Dataset records
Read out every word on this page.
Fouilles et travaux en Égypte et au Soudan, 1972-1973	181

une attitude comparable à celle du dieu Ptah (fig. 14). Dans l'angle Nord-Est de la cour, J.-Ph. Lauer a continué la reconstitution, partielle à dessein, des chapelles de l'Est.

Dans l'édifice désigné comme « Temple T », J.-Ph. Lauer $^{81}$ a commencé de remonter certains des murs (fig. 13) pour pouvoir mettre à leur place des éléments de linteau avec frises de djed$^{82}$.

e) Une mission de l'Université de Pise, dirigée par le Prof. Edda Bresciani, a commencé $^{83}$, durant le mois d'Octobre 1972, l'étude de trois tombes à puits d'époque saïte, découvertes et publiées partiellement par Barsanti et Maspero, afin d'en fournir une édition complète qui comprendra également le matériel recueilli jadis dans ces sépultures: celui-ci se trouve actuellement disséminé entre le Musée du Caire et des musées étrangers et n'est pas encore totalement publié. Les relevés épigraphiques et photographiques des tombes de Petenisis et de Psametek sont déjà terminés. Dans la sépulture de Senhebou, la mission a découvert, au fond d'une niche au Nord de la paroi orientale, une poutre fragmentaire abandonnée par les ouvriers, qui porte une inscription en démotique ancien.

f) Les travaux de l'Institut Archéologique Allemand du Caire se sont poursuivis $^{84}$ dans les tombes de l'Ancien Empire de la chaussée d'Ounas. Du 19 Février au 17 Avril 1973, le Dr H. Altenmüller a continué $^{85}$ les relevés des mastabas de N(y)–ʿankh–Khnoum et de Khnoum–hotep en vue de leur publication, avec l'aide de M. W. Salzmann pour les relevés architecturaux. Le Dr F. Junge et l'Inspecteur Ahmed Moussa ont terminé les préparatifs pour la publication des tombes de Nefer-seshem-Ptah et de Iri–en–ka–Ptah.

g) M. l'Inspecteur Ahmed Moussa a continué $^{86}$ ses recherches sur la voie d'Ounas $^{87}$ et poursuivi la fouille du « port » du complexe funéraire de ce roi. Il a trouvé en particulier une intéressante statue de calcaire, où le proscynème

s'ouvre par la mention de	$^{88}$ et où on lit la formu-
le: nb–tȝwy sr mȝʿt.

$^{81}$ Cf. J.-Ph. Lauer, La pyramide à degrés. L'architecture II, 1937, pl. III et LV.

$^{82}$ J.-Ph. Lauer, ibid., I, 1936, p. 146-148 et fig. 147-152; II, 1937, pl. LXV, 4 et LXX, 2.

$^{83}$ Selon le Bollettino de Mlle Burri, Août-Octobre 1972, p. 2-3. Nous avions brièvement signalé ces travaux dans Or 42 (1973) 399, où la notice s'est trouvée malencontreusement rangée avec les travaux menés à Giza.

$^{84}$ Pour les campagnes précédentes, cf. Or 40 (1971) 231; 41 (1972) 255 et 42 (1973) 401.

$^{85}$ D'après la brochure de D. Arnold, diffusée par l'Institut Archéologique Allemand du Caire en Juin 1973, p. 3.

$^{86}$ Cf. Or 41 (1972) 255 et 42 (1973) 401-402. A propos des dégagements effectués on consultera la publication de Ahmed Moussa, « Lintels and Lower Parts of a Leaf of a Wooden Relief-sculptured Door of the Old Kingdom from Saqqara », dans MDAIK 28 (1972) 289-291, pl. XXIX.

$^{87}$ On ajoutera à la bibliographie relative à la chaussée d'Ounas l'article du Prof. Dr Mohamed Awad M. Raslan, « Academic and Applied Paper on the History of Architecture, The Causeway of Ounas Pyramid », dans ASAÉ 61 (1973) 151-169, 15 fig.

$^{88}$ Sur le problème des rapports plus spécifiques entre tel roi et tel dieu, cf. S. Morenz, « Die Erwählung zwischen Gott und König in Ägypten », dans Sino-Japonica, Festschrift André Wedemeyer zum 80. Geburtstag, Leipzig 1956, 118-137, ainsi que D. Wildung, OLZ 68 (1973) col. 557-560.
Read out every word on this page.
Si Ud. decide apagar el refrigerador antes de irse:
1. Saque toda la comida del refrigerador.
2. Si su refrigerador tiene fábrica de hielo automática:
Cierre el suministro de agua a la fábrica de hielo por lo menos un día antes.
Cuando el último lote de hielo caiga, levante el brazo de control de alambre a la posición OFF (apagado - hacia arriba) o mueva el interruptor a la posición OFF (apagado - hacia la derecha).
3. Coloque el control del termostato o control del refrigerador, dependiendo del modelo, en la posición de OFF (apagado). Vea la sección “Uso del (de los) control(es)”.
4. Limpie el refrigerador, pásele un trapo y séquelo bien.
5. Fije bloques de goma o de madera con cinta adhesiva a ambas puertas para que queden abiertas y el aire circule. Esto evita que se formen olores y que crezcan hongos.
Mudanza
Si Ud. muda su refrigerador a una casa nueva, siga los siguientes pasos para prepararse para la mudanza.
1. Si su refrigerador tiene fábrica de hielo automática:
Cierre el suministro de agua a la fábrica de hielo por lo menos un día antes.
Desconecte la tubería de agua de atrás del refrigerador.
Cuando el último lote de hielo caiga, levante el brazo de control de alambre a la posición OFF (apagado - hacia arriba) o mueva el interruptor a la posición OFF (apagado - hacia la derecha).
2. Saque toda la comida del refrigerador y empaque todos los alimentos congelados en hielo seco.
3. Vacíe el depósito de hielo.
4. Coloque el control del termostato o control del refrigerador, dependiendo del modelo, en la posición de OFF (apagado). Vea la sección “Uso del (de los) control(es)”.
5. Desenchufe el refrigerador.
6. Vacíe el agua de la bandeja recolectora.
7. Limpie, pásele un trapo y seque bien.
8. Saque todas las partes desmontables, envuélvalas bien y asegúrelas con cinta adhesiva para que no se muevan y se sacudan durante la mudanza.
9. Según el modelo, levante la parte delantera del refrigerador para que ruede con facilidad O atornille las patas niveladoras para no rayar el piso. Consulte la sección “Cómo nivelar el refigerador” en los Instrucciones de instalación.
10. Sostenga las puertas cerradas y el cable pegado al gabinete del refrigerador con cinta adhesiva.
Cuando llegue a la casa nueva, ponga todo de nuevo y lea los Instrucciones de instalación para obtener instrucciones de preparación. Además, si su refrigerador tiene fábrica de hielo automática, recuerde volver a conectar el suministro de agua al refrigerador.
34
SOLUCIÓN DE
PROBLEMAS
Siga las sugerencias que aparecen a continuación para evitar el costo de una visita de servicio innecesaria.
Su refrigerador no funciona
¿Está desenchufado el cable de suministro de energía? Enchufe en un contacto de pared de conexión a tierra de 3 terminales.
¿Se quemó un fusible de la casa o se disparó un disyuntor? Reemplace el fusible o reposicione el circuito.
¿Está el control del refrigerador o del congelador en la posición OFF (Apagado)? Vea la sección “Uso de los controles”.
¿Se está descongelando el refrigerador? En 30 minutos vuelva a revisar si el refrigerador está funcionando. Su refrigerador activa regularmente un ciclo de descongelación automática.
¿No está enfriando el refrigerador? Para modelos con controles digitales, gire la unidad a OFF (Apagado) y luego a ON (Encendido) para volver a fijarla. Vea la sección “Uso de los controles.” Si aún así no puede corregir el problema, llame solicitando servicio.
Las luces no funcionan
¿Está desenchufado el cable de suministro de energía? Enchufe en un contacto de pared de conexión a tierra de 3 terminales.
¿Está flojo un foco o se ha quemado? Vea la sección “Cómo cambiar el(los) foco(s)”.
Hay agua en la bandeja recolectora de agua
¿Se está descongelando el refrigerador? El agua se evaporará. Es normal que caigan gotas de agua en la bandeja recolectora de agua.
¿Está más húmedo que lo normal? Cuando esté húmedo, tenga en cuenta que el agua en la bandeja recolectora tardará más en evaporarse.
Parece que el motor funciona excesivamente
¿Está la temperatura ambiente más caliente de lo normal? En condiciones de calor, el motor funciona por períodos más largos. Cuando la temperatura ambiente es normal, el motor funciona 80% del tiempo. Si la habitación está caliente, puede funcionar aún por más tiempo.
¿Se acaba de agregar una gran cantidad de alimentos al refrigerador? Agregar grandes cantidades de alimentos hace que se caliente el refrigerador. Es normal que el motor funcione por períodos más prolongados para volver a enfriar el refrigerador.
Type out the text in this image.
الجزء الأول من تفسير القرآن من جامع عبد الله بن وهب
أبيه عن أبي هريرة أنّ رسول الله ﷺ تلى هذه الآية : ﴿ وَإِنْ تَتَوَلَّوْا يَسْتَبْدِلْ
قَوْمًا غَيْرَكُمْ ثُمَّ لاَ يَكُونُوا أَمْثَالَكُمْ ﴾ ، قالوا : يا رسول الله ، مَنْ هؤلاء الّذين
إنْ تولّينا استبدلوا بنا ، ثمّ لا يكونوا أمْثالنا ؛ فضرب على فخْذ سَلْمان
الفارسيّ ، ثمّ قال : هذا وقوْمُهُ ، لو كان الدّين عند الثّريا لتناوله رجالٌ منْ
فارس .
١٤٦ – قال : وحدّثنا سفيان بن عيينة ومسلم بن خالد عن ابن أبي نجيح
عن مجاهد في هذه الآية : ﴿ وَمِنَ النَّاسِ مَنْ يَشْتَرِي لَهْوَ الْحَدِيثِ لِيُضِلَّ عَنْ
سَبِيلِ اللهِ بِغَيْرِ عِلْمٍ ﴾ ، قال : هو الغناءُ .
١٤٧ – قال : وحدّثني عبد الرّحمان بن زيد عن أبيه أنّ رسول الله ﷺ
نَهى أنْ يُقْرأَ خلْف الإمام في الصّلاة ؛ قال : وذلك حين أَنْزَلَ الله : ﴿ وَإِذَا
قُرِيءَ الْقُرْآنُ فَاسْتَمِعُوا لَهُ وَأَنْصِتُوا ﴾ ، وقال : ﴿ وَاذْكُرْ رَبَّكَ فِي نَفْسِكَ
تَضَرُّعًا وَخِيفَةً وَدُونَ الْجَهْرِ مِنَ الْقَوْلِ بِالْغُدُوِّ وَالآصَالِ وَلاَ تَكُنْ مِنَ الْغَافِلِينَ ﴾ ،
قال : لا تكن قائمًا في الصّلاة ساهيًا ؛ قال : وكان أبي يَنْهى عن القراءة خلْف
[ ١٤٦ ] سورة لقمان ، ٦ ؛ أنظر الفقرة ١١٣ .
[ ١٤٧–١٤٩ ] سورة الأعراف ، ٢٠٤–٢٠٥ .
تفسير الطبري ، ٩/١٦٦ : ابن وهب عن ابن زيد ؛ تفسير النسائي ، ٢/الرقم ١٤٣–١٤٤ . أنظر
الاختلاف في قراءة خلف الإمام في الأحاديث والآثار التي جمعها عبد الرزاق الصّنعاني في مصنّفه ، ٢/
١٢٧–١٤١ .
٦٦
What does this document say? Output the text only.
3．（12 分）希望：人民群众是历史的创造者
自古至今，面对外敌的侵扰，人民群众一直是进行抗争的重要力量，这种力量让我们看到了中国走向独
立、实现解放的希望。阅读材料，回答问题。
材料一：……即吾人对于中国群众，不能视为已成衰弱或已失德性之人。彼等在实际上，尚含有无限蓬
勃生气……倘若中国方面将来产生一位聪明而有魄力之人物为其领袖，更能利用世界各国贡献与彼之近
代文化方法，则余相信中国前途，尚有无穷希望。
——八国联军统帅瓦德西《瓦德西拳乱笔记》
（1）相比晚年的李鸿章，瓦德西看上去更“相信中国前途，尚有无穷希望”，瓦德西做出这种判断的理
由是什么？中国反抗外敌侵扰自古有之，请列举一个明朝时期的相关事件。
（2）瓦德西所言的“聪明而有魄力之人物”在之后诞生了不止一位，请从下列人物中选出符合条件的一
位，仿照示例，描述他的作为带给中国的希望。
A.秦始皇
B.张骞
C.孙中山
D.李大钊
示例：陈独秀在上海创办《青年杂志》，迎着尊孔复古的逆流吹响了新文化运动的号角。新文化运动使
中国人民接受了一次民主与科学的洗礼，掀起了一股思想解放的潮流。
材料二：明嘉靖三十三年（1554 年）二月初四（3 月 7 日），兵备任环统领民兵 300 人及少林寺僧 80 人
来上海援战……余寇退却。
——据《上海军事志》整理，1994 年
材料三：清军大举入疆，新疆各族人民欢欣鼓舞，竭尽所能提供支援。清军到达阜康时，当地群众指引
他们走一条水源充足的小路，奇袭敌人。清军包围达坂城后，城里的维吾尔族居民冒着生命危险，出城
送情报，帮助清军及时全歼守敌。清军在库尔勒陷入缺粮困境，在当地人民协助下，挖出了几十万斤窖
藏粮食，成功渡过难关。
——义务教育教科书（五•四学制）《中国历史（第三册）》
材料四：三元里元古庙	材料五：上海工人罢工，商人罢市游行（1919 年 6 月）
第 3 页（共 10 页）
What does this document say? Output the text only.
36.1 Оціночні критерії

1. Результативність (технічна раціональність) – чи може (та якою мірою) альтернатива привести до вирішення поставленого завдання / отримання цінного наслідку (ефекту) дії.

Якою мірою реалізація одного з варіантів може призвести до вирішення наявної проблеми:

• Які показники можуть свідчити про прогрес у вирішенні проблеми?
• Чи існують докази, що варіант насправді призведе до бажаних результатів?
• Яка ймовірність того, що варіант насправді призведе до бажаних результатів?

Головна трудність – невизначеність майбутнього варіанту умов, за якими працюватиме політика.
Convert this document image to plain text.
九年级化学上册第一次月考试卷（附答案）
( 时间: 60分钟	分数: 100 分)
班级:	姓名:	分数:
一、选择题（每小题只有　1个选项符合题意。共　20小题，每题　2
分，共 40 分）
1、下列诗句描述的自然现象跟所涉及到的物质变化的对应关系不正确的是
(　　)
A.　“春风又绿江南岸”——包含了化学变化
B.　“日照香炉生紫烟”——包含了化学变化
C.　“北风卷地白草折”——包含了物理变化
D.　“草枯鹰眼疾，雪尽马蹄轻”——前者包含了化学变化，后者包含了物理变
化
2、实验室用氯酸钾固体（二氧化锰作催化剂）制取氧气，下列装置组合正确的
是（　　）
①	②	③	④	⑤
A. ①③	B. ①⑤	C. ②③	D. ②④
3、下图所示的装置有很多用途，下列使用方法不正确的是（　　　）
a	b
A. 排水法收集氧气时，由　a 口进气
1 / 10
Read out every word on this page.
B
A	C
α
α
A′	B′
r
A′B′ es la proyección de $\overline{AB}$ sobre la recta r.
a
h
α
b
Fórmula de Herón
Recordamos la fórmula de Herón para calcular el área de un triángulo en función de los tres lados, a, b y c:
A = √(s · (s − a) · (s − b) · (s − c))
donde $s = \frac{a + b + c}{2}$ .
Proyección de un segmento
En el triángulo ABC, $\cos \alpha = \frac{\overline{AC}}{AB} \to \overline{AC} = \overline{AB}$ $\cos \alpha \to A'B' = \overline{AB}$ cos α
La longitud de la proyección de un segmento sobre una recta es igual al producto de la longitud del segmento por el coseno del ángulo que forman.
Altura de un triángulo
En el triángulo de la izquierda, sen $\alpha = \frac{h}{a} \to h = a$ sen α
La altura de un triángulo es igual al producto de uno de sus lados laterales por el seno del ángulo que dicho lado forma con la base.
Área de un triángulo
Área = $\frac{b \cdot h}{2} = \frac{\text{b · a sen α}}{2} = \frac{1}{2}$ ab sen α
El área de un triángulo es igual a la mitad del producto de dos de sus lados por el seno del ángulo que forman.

AIM: Copy each line of the records above that carries the word "alimentos".

ANSWER TO THIS TASK:
2. Saque toda la comida del refrigerador y empaque todos los alimentos congelados en hielo seco.
¿Se acaba de agregar una gran cantidad de alimentos al refrigerador? Agregar grandes cantidades de alimentos hace que se caliente el refrigerador. Es normal que el motor funcione por períodos más prolongados para volver a enfriar el refrigerador.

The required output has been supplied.